**INPUT DATA**

>>>

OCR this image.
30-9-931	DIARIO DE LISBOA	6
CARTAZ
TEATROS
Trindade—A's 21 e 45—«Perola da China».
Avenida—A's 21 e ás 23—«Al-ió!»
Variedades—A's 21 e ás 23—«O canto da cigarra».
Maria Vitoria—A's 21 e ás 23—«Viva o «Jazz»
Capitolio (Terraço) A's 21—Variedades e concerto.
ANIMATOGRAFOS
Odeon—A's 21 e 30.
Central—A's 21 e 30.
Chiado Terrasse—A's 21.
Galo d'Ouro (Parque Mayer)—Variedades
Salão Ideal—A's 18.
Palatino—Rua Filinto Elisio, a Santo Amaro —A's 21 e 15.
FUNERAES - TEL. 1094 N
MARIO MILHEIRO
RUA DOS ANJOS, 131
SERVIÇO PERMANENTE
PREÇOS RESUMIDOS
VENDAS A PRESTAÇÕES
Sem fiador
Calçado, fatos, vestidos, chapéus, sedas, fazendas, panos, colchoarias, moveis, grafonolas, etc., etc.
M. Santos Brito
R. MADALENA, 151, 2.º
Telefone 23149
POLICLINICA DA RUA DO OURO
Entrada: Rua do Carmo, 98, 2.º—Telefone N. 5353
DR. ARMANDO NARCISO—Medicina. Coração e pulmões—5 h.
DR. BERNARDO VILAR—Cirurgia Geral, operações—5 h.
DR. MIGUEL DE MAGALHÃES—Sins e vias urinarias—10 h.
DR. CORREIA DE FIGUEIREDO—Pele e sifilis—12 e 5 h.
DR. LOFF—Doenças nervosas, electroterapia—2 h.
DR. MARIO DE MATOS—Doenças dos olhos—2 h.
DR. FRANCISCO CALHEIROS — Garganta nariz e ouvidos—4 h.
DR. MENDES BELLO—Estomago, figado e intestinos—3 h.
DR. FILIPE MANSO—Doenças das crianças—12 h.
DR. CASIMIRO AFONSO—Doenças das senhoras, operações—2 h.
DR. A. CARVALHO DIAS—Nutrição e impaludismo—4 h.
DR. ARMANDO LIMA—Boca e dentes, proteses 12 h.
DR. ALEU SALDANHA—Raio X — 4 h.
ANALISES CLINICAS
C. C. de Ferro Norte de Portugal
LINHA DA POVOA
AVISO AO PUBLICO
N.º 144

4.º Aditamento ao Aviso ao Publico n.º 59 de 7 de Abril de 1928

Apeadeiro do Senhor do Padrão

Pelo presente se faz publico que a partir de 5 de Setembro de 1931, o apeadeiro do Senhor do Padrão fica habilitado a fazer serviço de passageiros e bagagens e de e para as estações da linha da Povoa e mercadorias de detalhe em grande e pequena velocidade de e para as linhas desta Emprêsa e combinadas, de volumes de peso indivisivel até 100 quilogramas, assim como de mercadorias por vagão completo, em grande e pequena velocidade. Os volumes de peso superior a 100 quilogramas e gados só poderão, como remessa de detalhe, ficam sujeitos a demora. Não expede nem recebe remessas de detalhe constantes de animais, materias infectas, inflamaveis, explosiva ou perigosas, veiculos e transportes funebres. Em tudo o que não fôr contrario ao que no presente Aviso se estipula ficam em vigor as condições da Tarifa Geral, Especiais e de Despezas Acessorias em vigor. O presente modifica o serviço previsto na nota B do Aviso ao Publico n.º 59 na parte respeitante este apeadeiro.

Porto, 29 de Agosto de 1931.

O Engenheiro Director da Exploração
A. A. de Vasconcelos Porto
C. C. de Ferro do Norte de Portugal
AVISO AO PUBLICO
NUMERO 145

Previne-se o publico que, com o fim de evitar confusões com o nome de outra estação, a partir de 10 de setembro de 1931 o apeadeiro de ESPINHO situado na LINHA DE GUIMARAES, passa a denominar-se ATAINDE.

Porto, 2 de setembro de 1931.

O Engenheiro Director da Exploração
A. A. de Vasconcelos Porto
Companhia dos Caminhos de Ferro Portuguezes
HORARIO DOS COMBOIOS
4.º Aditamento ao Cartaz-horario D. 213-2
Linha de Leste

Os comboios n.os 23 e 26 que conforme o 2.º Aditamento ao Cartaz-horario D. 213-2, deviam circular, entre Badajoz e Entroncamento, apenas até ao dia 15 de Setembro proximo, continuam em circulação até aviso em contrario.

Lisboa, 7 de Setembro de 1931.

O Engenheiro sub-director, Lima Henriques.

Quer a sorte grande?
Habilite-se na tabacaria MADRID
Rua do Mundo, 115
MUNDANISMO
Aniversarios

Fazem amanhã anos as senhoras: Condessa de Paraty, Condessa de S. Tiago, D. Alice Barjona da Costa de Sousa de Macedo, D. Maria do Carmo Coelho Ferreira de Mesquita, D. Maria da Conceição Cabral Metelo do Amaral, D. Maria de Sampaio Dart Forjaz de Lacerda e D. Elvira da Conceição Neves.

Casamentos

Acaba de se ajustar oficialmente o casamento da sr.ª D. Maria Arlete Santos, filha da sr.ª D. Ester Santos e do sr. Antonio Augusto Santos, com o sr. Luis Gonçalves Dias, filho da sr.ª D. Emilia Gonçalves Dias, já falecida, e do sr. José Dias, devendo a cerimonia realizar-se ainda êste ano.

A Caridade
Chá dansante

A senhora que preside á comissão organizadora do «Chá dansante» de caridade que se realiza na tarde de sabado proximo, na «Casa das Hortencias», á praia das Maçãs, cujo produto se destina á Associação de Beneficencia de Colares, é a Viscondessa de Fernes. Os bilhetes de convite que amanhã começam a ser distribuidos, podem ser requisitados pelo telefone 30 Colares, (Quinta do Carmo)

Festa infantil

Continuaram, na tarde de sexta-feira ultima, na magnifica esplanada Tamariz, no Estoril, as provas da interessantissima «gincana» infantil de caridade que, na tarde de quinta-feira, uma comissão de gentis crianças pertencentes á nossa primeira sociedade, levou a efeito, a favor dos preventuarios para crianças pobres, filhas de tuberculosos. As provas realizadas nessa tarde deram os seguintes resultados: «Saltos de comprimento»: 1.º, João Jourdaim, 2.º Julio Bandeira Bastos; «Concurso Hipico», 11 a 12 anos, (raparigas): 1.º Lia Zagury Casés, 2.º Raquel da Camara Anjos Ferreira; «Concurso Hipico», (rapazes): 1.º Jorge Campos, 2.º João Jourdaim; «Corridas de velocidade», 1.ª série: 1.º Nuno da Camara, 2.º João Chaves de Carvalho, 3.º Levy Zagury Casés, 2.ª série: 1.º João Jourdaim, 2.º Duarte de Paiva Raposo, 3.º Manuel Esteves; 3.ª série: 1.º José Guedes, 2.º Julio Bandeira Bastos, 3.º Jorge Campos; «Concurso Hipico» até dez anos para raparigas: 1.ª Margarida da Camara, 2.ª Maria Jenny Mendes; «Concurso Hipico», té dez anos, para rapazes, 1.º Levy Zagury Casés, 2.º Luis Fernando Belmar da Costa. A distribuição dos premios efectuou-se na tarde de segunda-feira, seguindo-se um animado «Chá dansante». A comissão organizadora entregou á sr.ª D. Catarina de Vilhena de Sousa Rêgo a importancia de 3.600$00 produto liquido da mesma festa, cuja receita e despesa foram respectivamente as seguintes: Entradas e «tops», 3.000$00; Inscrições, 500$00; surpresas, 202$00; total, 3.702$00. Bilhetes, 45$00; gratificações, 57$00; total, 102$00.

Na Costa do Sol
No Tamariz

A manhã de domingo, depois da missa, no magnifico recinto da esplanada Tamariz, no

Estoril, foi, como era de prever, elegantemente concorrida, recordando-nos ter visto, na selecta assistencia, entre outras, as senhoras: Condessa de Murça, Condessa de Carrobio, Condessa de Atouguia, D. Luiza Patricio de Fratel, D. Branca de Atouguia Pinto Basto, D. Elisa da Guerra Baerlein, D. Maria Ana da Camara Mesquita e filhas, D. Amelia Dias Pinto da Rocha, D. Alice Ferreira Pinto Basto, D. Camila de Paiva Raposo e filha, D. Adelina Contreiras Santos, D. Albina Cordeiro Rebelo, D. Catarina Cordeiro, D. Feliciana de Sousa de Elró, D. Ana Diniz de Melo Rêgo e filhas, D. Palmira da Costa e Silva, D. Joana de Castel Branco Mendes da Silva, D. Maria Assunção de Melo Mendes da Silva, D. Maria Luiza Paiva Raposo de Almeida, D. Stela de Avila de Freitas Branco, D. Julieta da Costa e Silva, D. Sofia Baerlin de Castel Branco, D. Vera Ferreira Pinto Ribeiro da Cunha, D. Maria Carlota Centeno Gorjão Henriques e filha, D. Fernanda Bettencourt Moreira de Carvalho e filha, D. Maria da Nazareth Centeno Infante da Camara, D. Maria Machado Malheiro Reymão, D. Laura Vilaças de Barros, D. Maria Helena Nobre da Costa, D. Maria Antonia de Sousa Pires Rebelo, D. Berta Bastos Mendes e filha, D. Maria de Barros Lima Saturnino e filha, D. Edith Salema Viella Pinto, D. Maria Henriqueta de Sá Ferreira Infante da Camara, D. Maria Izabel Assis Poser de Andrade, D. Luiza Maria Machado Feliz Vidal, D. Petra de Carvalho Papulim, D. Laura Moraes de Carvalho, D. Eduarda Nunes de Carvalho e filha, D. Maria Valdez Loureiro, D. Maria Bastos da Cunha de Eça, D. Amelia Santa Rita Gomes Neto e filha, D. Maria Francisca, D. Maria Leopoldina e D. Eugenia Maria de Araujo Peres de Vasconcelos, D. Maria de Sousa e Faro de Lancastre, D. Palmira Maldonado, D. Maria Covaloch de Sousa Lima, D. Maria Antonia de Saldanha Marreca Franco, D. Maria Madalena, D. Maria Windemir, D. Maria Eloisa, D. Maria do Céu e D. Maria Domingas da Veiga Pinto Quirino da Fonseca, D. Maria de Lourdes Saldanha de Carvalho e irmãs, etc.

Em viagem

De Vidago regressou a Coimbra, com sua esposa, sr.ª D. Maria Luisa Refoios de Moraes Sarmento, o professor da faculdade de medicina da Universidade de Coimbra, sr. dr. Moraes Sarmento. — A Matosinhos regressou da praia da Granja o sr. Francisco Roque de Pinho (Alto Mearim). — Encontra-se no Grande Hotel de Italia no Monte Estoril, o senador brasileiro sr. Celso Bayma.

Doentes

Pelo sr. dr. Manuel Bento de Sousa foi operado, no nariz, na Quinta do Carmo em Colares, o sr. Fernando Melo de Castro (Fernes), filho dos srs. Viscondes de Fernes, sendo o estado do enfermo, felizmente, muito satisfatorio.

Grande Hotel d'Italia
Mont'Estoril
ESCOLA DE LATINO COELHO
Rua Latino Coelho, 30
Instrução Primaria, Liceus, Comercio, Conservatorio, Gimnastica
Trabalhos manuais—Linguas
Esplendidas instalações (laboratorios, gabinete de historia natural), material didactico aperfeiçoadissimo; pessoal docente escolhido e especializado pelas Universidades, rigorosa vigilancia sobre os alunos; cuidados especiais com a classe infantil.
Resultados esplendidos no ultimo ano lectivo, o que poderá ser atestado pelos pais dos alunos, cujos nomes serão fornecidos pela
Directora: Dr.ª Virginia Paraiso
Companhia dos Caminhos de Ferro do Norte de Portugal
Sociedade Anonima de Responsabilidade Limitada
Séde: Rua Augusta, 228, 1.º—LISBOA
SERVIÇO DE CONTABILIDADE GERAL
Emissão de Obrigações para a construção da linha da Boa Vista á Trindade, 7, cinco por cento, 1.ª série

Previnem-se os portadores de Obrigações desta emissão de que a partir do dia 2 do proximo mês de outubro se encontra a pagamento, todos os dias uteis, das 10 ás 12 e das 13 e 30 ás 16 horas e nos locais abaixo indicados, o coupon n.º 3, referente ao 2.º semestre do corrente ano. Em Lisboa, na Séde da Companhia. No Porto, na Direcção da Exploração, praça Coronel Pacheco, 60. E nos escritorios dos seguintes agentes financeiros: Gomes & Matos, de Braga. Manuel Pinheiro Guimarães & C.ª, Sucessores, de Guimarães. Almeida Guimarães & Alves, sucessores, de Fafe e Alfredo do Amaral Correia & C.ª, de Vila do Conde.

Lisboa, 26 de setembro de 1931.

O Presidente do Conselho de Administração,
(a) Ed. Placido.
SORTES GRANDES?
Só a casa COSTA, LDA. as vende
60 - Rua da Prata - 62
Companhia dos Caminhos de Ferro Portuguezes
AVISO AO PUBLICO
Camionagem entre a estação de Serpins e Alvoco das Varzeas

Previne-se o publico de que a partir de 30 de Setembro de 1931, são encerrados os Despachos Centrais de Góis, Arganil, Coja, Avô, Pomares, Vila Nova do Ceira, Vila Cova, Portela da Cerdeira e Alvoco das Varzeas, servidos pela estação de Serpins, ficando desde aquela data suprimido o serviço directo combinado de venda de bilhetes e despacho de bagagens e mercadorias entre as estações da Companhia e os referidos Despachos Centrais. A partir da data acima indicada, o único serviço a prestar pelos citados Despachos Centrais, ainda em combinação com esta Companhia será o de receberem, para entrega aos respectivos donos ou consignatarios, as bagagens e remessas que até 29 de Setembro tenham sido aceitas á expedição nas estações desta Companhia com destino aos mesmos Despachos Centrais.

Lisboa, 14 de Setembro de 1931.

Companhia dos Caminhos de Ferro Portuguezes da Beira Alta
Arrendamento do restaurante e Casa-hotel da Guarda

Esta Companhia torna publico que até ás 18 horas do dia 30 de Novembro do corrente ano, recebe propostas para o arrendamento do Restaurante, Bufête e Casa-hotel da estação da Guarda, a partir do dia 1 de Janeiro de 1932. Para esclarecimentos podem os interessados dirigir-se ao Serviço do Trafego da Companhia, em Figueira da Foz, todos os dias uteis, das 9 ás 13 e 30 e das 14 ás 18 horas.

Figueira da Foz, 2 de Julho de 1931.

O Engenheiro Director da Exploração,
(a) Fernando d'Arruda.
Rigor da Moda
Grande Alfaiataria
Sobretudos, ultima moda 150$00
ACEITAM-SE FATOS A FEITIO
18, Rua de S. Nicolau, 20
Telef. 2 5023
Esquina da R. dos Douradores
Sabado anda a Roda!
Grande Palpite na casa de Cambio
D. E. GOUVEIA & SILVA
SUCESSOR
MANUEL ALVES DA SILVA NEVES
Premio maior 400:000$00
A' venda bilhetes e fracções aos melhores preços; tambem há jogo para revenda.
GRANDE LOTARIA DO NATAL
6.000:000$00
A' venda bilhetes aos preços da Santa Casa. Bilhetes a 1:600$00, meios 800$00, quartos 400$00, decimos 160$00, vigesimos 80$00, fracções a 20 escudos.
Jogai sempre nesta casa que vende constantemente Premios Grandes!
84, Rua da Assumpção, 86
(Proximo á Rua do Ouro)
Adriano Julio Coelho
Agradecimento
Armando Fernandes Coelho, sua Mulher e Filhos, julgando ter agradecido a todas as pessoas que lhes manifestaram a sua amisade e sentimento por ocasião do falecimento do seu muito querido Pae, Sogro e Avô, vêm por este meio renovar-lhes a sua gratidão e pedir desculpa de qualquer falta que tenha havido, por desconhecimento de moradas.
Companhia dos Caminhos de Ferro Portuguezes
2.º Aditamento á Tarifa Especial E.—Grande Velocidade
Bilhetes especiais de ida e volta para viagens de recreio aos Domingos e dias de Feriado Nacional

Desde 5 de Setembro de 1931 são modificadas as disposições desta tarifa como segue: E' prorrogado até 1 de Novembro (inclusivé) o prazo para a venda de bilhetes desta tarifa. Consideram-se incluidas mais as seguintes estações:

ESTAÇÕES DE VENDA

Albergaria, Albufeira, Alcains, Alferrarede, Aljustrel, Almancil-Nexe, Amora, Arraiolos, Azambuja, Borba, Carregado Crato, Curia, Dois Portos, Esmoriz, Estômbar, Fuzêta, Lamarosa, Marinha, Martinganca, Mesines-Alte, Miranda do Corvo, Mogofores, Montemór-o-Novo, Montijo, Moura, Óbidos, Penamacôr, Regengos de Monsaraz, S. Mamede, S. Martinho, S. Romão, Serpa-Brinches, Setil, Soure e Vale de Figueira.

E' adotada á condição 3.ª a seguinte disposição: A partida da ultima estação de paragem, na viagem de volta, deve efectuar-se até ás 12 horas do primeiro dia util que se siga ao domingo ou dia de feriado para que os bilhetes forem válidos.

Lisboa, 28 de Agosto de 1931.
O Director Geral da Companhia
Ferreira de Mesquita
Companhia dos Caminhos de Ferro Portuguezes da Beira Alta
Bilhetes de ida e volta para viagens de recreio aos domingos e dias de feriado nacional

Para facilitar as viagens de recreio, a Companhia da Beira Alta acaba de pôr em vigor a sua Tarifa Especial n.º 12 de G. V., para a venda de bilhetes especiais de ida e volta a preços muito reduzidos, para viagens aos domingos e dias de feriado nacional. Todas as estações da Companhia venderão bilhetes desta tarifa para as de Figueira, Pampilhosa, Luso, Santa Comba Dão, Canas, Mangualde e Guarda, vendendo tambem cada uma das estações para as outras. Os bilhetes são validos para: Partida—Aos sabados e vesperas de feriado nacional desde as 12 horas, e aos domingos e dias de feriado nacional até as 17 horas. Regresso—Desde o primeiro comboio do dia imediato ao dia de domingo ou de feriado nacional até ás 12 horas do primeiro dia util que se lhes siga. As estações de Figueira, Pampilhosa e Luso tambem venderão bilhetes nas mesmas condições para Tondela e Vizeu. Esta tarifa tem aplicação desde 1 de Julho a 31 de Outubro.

<<<

How many lines in these entries hold the string "fracções"? Answer with the number alone.

**EXPECTED OUTPUT**
2